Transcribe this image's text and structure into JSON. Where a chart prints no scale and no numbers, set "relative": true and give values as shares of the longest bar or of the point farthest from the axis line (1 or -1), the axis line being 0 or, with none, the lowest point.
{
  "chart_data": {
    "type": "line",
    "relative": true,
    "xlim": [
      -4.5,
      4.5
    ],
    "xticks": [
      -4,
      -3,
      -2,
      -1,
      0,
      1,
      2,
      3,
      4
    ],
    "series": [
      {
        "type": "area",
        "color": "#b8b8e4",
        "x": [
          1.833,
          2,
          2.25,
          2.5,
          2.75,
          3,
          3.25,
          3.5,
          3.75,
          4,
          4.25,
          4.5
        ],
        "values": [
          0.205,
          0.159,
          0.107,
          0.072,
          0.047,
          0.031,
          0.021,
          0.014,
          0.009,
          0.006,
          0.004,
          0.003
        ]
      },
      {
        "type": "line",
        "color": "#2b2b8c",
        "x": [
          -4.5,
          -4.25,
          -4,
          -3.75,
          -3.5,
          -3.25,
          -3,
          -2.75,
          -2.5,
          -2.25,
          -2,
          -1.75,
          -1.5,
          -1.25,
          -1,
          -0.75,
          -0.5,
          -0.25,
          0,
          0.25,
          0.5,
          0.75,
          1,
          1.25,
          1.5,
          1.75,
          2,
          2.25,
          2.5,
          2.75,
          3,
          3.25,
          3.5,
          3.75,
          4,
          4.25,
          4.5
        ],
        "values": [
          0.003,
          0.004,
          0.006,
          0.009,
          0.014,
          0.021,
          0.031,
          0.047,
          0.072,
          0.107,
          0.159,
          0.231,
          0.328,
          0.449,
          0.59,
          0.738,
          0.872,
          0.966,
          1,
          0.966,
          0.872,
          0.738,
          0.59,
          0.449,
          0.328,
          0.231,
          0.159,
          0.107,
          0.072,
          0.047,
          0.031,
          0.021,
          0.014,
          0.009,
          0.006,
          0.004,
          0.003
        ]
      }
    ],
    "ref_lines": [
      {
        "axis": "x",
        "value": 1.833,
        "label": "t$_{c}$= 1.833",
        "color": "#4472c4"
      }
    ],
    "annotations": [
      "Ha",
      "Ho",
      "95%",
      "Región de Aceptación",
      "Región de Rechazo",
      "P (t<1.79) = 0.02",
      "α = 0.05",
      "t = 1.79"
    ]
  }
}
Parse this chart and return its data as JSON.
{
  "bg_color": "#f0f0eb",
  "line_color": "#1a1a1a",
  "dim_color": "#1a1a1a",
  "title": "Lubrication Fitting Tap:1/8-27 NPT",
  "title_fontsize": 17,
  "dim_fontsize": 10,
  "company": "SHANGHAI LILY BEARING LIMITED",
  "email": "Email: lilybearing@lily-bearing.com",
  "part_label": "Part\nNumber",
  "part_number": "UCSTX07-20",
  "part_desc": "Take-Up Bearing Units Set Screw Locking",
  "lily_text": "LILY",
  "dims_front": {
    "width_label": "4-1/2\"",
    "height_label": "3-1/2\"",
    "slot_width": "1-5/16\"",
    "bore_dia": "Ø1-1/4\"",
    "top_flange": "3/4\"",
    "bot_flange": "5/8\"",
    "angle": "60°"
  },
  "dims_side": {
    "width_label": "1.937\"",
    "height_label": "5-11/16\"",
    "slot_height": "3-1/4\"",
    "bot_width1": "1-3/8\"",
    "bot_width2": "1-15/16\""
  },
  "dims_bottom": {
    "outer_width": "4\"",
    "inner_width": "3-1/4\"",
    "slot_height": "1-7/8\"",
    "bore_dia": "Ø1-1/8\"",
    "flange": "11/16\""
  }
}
───
- **YOUR INSTRUCTIONS**:
Look for the word "relative" in every line of the listing and copy the lines that have it.

- **WRITTEN ANSWER**:
Transcribe this image's text and structure into JSON. Where a chart prints no scale and no numbers, set "relative": true and give values as shares of the longest bar or of the point farthest from the axis line (1 or -1), the axis line being 0 or, with none, the lowest point.
    "relative": true,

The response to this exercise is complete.